#### What you should do:
Type out the data exactly as given. Skip any image.

☆ ☆ ☆ ☆ ☆ ☆ ☆

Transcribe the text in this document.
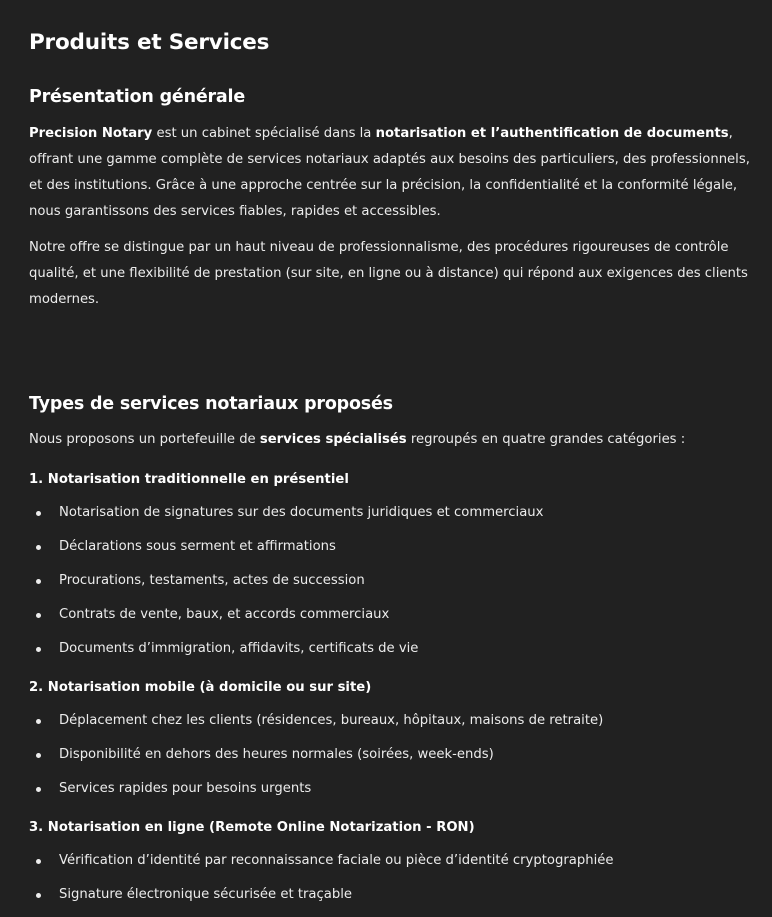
Produits et Services
Présentation générale

Precision Notary est un cabinet spécialisé dans la notarisation et l’authentification de documents, offrant une gamme complète de services notariaux adaptés aux besoins des particuliers, des professionnels, et des institutions. Grâce à une approche centrée sur la précision, la confidentialité et la conformité légale, nous garantissons des services fiables, rapides et accessibles.

Notre offre se distingue par un haut niveau de professionnalisme, des procédures rigoureuses de contrôle qualité, et une flexibilité de prestation (sur site, en ligne ou à distance) qui répond aux exigences des clients modernes.

Types de services notariaux proposés

Nous proposons un portefeuille de services spécialisés regroupés en quatre grandes catégories :

1. Notarisation traditionnelle en présentiel
Notarisation de signatures sur des documents juridiques et commerciaux
Déclarations sous serment et affirmations
Procurations, testaments, actes de succession
Contrats de vente, baux, et accords commerciaux
Documents d’immigration, affidavits, certificats de vie
2. Notarisation mobile (à domicile ou sur site)
Déplacement chez les clients (résidences, bureaux, hôpitaux, maisons de retraite)
Disponibilité en dehors des heures normales (soirées, week-ends)
Services rapides pour besoins urgents
3. Notarisation en ligne (Remote Online Notarization - RON)
Vérification d’identité par reconnaissance faciale ou pièce d’identité cryptographiée
Signature électronique sécurisée et traçable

☆ ☆ ☆ ☆ ☆ ☆ ☆

#### Answer to the problem:
Transcribe the text in this document.
Produits et Services
Présentation générale

Precision Notary est un cabinet spécialisé dans la notarisation et l’authentification de documents, offrant une gamme complète de services notariaux adaptés aux besoins des particuliers, des professionnels, et des institutions. Grâce à une approche centrée sur la précision, la confidentialité et la conformité légale, nous garantissons des services fiables, rapides et accessibles.

Notre offre se distingue par un haut niveau de professionnalisme, des procédures rigoureuses de contrôle qualité, et une flexibilité de prestation (sur site, en ligne ou à distance) qui répond aux exigences des clients modernes.

Types de services notariaux proposés

Nous proposons un portefeuille de services spécialisés regroupés en quatre grandes catégories :

1. Notarisation traditionnelle en présentiel
Notarisation de signatures sur des documents juridiques et commerciaux
Déclarations sous serment et affirmations
Procurations, testaments, actes de succession
Contrats de vente, baux, et accords commerciaux
Documents d’immigration, affidavits, certificats de vie
2. Notarisation mobile (à domicile ou sur site)
Déplacement chez les clients (résidences, bureaux, hôpitaux, maisons de retraite)
Disponibilité en dehors des heures normales (soirées, week-ends)
Services rapides pour besoins urgents
3. Notarisation en ligne (Remote Online Notarization - RON)
Vérification d’identité par reconnaissance faciale ou pièce d’identité cryptographiée
Signature électronique sécurisée et traçable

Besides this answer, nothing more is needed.